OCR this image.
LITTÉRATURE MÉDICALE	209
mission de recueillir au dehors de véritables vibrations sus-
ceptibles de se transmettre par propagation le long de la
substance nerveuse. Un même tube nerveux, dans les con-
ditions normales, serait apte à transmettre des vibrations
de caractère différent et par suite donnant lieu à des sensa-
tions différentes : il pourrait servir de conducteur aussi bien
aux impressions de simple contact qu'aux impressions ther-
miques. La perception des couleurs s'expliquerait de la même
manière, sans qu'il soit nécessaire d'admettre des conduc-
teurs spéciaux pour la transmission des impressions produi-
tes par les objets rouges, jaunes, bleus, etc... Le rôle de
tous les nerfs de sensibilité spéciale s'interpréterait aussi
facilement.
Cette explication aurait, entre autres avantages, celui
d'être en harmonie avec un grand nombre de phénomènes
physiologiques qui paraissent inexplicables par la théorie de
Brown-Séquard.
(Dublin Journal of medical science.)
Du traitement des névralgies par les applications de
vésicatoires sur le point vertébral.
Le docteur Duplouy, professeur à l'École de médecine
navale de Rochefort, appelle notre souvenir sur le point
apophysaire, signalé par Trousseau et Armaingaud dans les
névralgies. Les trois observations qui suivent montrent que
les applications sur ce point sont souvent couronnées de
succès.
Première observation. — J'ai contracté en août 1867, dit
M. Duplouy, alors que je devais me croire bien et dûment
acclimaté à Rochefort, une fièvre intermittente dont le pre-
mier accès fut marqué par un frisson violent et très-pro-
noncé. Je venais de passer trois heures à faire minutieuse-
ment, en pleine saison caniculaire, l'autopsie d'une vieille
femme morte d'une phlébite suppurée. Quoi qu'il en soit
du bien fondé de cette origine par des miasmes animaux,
□ □ □
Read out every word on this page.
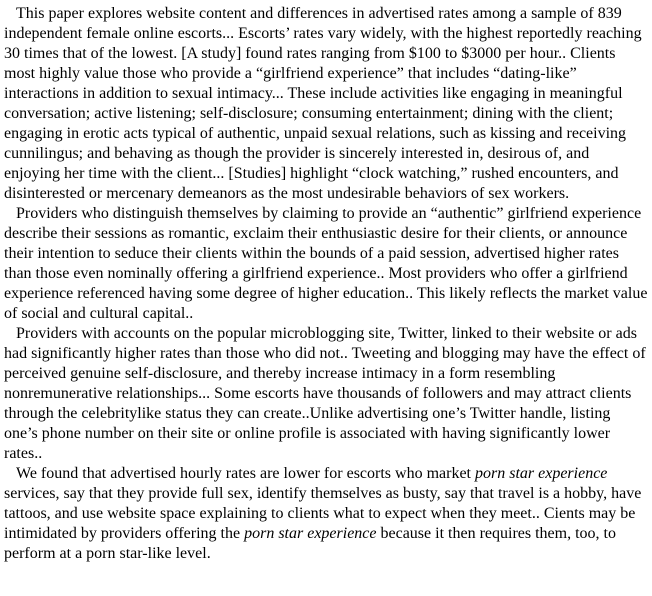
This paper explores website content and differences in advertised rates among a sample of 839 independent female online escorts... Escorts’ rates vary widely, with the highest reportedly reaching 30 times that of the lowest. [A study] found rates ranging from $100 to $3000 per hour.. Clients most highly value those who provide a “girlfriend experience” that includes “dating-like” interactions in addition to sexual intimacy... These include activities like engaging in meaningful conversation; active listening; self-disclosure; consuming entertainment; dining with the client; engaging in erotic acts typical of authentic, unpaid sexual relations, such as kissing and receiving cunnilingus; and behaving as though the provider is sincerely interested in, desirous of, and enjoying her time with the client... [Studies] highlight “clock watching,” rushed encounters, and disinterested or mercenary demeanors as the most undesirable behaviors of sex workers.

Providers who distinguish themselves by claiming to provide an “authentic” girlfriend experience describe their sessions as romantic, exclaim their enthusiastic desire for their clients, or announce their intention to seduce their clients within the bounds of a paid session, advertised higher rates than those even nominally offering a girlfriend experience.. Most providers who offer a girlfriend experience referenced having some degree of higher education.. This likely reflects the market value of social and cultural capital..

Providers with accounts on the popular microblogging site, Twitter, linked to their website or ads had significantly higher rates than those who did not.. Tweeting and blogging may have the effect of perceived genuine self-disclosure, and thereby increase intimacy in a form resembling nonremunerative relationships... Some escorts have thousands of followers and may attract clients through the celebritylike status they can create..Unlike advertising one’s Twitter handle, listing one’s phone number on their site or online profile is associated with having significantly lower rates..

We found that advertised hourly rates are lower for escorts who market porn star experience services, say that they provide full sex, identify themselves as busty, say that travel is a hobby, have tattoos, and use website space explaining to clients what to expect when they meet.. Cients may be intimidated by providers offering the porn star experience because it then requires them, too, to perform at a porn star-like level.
□ □ □
Look through the records and count each line that holds "aussi". Write only the total.

2